## Written exercise
Output the material below in its entirety, exactly as given.

[start]

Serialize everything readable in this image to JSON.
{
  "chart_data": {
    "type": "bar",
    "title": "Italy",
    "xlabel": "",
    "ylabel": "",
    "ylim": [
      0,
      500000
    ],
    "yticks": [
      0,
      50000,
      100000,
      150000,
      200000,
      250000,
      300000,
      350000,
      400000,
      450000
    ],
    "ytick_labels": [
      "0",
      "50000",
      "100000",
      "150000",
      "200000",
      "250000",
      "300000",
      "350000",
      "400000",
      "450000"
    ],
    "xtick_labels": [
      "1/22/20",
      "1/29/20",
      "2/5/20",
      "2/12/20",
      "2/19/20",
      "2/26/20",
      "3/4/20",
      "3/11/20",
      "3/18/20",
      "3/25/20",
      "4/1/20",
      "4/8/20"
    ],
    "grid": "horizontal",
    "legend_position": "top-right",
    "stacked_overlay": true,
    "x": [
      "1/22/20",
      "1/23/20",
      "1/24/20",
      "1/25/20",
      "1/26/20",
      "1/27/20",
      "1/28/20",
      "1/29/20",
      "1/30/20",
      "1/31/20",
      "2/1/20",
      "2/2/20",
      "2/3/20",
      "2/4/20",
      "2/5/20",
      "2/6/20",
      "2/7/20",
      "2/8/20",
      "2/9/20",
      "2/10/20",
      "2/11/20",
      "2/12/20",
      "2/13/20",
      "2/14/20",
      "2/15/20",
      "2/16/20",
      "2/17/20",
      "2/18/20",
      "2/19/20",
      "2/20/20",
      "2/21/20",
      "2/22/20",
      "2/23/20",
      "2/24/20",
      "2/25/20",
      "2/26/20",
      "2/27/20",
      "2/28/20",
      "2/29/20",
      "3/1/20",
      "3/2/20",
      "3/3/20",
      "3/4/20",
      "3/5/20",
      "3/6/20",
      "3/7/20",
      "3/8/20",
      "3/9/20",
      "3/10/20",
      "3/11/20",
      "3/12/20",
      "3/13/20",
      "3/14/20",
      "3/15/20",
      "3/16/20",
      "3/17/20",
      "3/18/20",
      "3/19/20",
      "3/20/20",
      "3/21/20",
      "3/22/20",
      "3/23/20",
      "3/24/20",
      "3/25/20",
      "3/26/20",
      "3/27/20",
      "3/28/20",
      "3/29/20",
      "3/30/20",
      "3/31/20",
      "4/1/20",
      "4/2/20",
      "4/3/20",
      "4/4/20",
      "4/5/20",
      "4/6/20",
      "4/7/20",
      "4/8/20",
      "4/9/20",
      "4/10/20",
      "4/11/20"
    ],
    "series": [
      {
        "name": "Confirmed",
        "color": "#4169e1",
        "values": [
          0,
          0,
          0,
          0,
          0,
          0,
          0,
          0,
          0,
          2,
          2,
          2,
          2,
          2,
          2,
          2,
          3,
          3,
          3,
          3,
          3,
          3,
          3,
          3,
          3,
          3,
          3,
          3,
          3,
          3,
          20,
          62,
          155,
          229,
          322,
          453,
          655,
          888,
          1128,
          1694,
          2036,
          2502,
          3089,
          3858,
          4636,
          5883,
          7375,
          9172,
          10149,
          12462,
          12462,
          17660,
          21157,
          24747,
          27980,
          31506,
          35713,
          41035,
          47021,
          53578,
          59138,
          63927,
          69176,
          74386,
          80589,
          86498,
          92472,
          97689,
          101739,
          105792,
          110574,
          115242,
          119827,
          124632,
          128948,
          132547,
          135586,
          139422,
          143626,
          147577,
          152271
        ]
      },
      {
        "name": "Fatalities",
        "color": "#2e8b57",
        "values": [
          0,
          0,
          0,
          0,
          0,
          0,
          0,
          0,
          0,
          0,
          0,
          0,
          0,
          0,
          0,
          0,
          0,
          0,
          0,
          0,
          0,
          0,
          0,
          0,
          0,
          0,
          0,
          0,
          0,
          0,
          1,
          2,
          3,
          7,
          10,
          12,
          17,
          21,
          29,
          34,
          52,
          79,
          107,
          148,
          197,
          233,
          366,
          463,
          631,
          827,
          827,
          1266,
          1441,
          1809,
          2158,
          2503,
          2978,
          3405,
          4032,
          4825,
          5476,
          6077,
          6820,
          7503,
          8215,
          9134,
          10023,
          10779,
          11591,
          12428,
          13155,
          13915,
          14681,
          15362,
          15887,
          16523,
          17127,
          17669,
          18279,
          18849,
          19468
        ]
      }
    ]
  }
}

[end]

## Exercise output
Serialize everything readable in this image to JSON.
{
  "chart_data": {
    "type": "bar",
    "title": "Italy",
    "xlabel": "",
    "ylabel": "",
    "ylim": [
      0,
      500000
    ],
    "yticks": [
      0,
      50000,
      100000,
      150000,
      200000,
      250000,
      300000,
      350000,
      400000,
      450000
    ],
    "ytick_labels": [
      "0",
      "50000",
      "100000",
      "150000",
      "200000",
      "250000",
      "300000",
      "350000",
      "400000",
      "450000"
    ],
    "xtick_labels": [
      "1/22/20",
      "1/29/20",
      "2/5/20",
      "2/12/20",
      "2/19/20",
      "2/26/20",
      "3/4/20",
      "3/11/20",
      "3/18/20",
      "3/25/20",
      "4/1/20",
      "4/8/20"
    ],
    "grid": "horizontal",
    "legend_position": "top-right",
    "stacked_overlay": true,
    "x": [
      "1/22/20",
      "1/23/20",
      "1/24/20",
      "1/25/20",
      "1/26/20",
      "1/27/20",
      "1/28/20",
      "1/29/20",
      "1/30/20",
      "1/31/20",
      "2/1/20",
      "2/2/20",
      "2/3/20",
      "2/4/20",
      "2/5/20",
      "2/6/20",
      "2/7/20",
      "2/8/20",
      "2/9/20",
      "2/10/20",
      "2/11/20",
      "2/12/20",
      "2/13/20",
      "2/14/20",
      "2/15/20",
      "2/16/20",
      "2/17/20",
      "2/18/20",
      "2/19/20",
      "2/20/20",
      "2/21/20",
      "2/22/20",
      "2/23/20",
      "2/24/20",
      "2/25/20",
      "2/26/20",
      "2/27/20",
      "2/28/20",
      "2/29/20",
      "3/1/20",
      "3/2/20",
      "3/3/20",
      "3/4/20",
      "3/5/20",
      "3/6/20",
      "3/7/20",
      "3/8/20",
      "3/9/20",
      "3/10/20",
      "3/11/20",
      "3/12/20",
      "3/13/20",
      "3/14/20",
      "3/15/20",
      "3/16/20",
      "3/17/20",
      "3/18/20",
      "3/19/20",
      "3/20/20",
      "3/21/20",
      "3/22/20",
      "3/23/20",
      "3/24/20",
      "3/25/20",
      "3/26/20",
      "3/27/20",
      "3/28/20",
      "3/29/20",
      "3/30/20",
      "3/31/20",
      "4/1/20",
      "4/2/20",
      "4/3/20",
      "4/4/20",
      "4/5/20",
      "4/6/20",
      "4/7/20",
      "4/8/20",
      "4/9/20",
      "4/10/20",
      "4/11/20"
    ],
    "series": [
      {
        "name": "Confirmed",
        "color": "#4169e1",
        "values": [
          0,
          0,
          0,
          0,
          0,
          0,
          0,
          0,
          0,
          2,
          2,
          2,
          2,
          2,
          2,
          2,
          3,
          3,
          3,
          3,
          3,
          3,
          3,
          3,
          3,
          3,
          3,
          3,
          3,
          3,
          20,
          62,
          155,
          229,
          322,
          453,
          655,
          888,
          1128,
          1694,
          2036,
          2502,
          3089,
          3858,
          4636,
          5883,
          7375,
          9172,
          10149,
          12462,
          12462,
          17660,
          21157,
          24747,
          27980,
          31506,
          35713,
          41035,
          47021,
          53578,
          59138,
          63927,
          69176,
          74386,
          80589,
          86498,
          92472,
          97689,
          101739,
          105792,
          110574,
          115242,
          119827,
          124632,
          128948,
          132547,
          135586,
          139422,
          143626,
          147577,
          152271
        ]
      },
      {
        "name": "Fatalities",
        "color": "#2e8b57",
        "values": [
          0,
          0,
          0,
          0,
          0,
          0,
          0,
          0,
          0,
          0,
          0,
          0,
          0,
          0,
          0,
          0,
          0,
          0,
          0,
          0,
          0,
          0,
          0,
          0,
          0,
          0,
          0,
          0,
          0,
          0,
          1,
          2,
          3,
          7,
          10,
          12,
          17,
          21,
          29,
          34,
          52,
          79,
          107,
          148,
          197,
          233,
          366,
          463,
          631,
          827,
          827,
          1266,
          1441,
          1809,
          2158,
          2503,
          2978,
          3405,
          4032,
          4825,
          5476,
          6077,
          6820,
          7503,
          8215,
          9134,
          10023,
          10779,
          11591,
          12428,
          13155,
          13915,
          14681,
          15362,
          15887,
          16523,
          17127,
          17669,
          18279,
          18849,
          19468
        ]
      }
    ]
  }
}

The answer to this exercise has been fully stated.